● **Goal**
Examine the entries and show every line in which the word "медицинская" is found.

● **Source records**

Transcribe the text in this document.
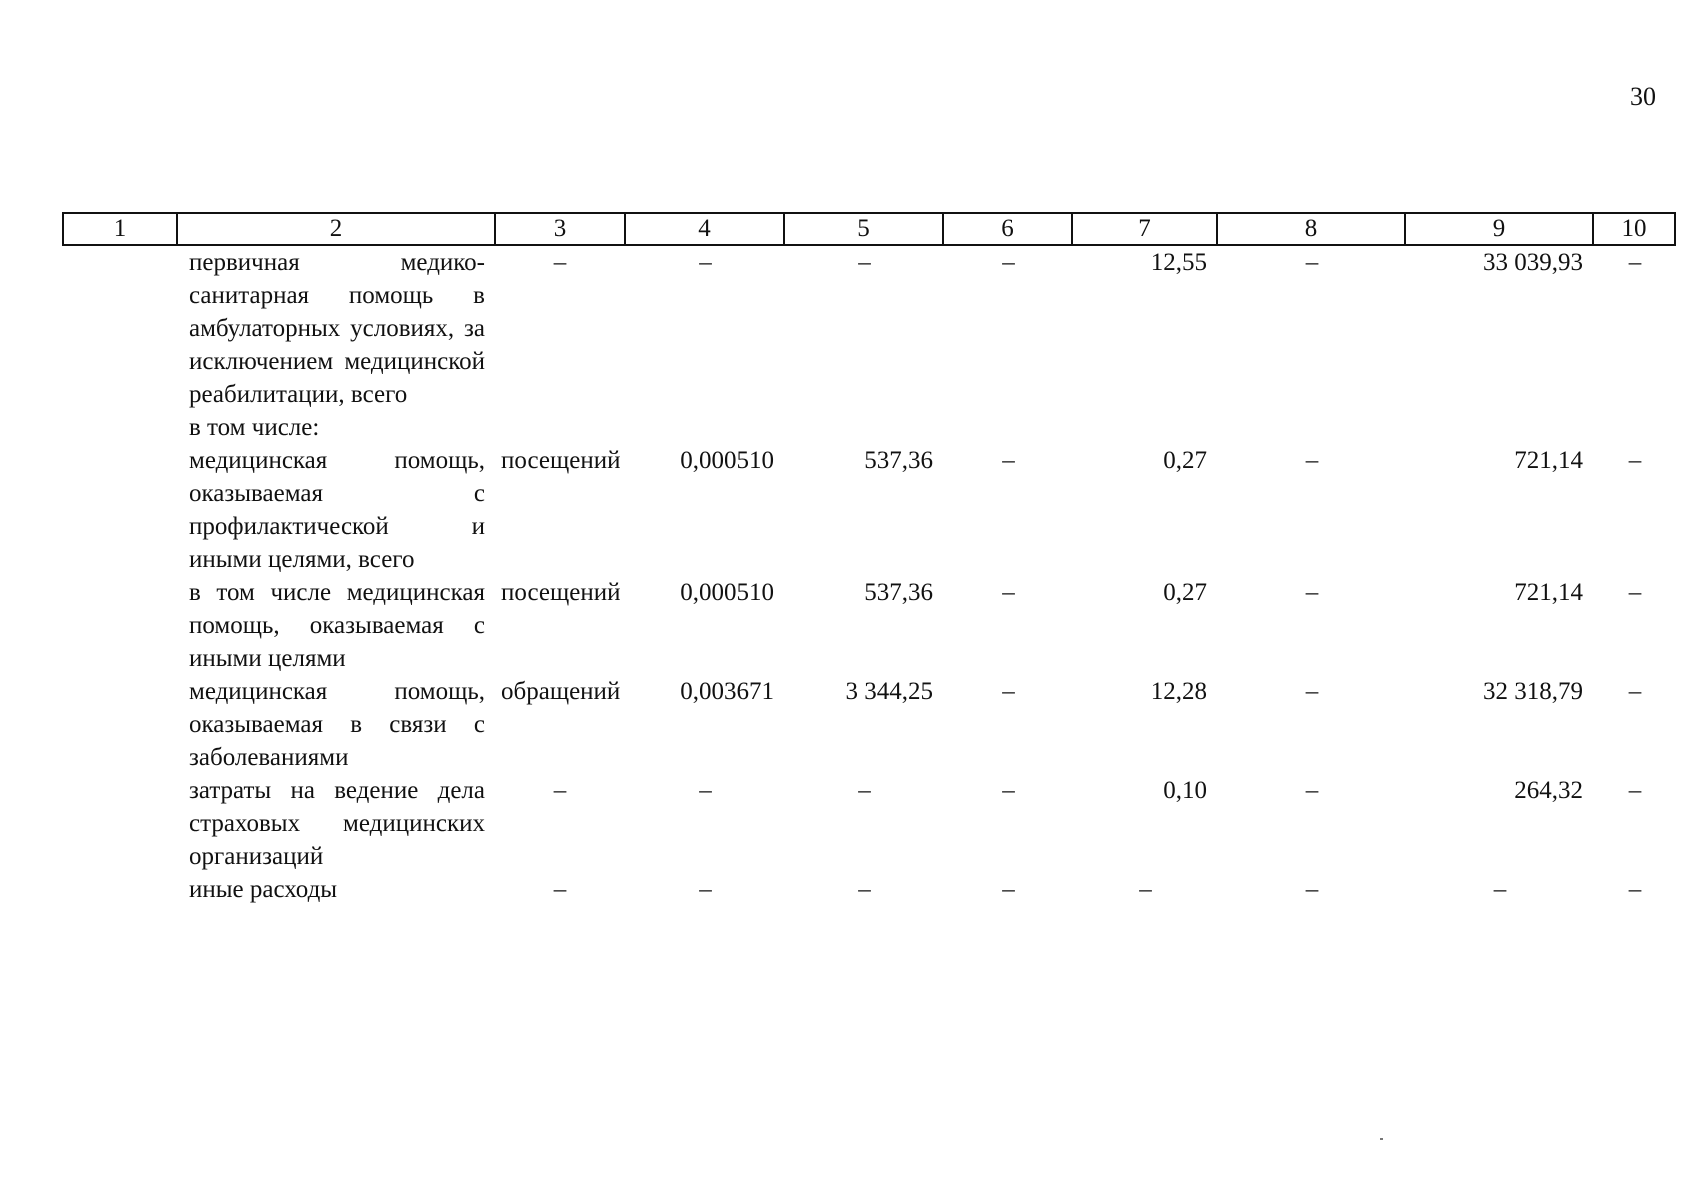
30
1	2	3	4	5	6	7	8	9	10
	первичная медико-санитарная помощь в амбулаторных условиях, за исключением медицинской реабилитации, всего	–	–	–	–	12,55	–	33 039,93	–
	в том числе:								
	медицинская помощь, оказываемая с профилактической и иными целями, всего	посещений	0,000510	537,36	–	0,27	–	721,14	–
	в том числе медицинская помощь, оказываемая с иными целями	посещений	0,000510	537,36	–	0,27	–	721,14	–
	медицинская помощь, оказываемая в связи с заболеваниями	обращений	0,003671	3 344,25	–	12,28	–	32 318,79	–
	затраты на ведение дела страховых медицинских организаций	–	–	–	–	0,10	–	264,32	–
	иные расходы	–	–	–	–	–	–	–	–
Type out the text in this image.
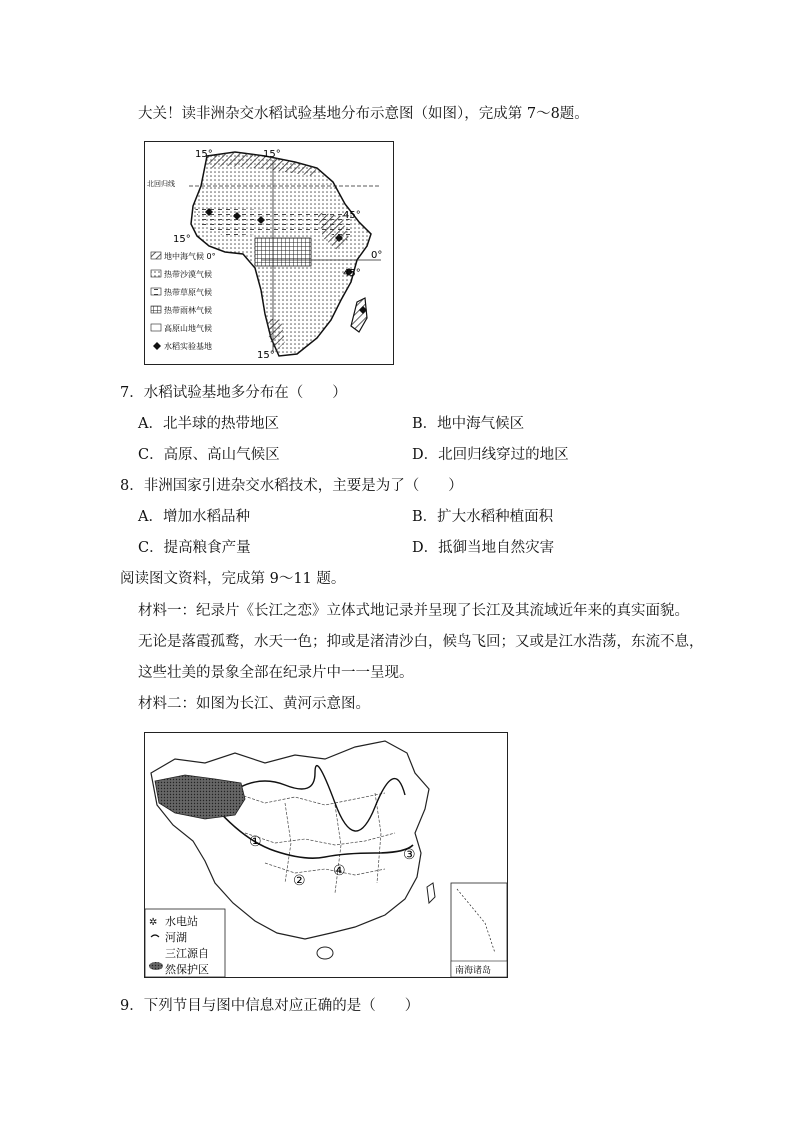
大关！读非洲杂交水稻试验基地分布示意图（如图），完成第 7～8题。
15°	15°
北回归线
45°
15°
0°
45°
15°
地中海气候 0°
热带沙漠气候
热带草原气候
热带雨林气候
高原山地气候
水稻实验基地
7．水稻试验基地多分布在（　　）
A．北半球的热带地区	B．地中海气候区
C．高原、高山气候区	D．北回归线穿过的地区
8．非洲国家引进杂交水稻技术，主要是为了（　　）
A．增加水稻品种	B．扩大水稻种植面积
C．提高粮食产量	D．抵御当地自然灾害
阅读图文资料，完成第 9～11 题。
材料一：纪录片《长江之恋》立体式地记录并呈现了长江及其流域近年来的真实面貌。
无论是落霞孤鹜，水天一色；抑或是渚清沙白，候鸟飞回；又或是江水浩荡，东流不息，
这些壮美的景象全部在纪录片中一一呈现。
材料二：如图为长江、黄河示意图。
①
②
③
④
✲ 水电站
河湖
三江源自
然保护区	南海诸岛
9．下列节目与图中信息对应正确的是（　　）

● **Problem solution**
	медицинская помощь, оказываемая с профилактической и иными целями, всего	посещений	0,000510	537,36	–	0,27	–	721,14	–
	в том числе медицинская помощь, оказываемая с иными целями	посещений	0,000510	537,36	–	0,27	–	721,14	–
	медицинская помощь, оказываемая в связи с заболеваниями	обращений	0,003671	3 344,25	–	12,28	–	32 318,79	–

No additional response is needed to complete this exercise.